- _GIVEN DATA_
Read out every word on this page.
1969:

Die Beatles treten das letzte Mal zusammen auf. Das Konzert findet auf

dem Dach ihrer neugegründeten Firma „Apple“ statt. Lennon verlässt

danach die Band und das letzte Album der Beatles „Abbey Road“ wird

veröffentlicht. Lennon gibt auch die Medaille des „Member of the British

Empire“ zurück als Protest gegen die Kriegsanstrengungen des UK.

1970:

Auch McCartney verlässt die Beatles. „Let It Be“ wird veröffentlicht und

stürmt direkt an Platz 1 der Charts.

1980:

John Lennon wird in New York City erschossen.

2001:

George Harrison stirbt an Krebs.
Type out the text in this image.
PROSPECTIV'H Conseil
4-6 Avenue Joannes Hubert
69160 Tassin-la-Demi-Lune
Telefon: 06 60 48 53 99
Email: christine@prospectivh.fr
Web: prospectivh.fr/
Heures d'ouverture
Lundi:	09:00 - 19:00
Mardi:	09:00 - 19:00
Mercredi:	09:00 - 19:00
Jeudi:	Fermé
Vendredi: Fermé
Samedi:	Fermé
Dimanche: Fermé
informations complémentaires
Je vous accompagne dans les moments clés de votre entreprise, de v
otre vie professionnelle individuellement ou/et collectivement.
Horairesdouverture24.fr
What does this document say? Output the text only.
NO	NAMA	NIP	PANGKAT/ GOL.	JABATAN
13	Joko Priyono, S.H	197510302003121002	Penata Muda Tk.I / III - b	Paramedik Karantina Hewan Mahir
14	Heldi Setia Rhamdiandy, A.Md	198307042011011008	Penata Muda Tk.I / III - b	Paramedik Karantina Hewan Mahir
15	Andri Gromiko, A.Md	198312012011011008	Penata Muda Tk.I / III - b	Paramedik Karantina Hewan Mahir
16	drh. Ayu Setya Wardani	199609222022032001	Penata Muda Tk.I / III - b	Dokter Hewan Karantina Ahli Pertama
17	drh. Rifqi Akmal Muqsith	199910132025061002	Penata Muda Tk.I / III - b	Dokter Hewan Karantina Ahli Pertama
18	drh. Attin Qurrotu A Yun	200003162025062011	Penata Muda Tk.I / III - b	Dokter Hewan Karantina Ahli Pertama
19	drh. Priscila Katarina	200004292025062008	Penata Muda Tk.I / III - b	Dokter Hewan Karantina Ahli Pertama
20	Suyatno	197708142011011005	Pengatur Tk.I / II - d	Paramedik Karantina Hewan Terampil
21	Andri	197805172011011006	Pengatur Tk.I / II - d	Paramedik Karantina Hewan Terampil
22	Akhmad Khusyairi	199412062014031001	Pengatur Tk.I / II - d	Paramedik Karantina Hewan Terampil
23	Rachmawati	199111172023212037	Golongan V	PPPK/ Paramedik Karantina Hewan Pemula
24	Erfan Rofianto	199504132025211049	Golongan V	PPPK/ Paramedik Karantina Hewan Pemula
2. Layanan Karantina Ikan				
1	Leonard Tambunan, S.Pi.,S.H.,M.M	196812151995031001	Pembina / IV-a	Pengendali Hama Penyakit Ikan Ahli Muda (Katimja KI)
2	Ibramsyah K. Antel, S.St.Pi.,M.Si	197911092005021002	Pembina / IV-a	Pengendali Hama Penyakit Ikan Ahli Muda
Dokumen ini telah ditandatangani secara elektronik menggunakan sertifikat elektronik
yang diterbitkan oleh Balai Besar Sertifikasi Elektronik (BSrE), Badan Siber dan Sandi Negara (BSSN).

- _WRITTEN INSTRUCTION_
Gather each line of the records holding the string "Andri".

- _WORKED SOLUTION_
15	Andri Gromiko, A.Md	198312012011011008	Penata Muda Tk.I / III - b	Paramedik Karantina Hewan Mahir
21	Andri	197805172011011006	Pengatur Tk.I / II - d	Paramedik Karantina Hewan Terampil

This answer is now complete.